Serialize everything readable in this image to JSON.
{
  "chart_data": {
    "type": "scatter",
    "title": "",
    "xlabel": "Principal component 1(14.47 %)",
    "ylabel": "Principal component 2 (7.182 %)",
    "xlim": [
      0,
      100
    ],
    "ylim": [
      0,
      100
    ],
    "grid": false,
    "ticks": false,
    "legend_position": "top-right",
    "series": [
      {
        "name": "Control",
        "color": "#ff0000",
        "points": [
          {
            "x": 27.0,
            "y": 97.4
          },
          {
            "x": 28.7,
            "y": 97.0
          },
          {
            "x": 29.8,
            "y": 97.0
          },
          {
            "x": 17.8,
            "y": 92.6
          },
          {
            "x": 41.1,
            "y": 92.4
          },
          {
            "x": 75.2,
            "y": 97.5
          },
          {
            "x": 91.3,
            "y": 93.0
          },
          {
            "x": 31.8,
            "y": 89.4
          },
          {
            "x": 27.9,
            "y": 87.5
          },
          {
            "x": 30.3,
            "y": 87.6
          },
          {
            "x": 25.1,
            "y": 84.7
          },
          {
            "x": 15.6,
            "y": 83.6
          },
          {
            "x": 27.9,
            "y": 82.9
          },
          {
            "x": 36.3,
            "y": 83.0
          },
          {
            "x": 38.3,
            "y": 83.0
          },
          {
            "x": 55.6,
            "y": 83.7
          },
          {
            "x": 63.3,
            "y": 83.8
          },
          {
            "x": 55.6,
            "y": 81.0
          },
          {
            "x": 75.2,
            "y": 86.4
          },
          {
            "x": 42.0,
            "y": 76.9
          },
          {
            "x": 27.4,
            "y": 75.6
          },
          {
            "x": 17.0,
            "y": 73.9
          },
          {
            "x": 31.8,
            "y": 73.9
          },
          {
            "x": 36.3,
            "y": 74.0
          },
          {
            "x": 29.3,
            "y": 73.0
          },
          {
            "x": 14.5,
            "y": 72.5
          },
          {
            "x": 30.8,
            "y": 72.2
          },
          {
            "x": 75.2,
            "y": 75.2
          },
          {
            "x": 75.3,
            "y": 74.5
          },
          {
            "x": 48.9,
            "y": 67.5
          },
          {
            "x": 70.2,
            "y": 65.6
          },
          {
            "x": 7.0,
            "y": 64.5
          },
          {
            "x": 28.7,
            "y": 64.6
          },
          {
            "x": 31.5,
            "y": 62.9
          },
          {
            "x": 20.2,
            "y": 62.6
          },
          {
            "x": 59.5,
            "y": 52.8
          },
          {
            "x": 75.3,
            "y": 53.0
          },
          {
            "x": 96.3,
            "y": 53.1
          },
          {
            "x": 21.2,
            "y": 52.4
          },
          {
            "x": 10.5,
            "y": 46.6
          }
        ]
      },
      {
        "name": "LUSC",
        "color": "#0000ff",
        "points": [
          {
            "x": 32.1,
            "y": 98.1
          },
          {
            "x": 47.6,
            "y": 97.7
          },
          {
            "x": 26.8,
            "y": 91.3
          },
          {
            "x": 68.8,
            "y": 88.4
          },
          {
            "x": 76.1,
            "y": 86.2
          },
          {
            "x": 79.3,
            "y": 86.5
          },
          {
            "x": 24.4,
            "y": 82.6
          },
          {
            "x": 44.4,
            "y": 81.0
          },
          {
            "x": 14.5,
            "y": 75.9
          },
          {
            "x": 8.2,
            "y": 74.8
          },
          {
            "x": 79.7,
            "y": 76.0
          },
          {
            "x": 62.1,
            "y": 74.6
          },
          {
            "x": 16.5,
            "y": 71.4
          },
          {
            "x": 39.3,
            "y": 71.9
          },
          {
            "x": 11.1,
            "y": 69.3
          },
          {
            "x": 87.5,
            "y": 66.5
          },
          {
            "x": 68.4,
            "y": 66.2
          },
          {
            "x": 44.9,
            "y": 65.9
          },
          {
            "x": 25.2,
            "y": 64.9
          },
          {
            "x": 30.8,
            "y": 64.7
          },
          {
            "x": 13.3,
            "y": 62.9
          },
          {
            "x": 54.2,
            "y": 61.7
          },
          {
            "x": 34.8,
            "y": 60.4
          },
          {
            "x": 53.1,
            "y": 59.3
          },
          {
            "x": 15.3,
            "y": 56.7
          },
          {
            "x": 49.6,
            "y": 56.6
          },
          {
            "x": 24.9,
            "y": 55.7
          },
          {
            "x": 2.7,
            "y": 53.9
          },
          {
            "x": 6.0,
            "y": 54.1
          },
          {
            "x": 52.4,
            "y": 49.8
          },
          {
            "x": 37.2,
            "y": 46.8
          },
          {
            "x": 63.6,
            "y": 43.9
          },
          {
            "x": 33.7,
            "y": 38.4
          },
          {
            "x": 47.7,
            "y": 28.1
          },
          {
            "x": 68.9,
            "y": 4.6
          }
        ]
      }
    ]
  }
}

===============

**Objective**
For each line of the entries that includes "Principal", show that line.

**Output**
    "xlabel": "Principal component 1(14.47 %)",
    "ylabel": "Principal component 2 (7.182 %)",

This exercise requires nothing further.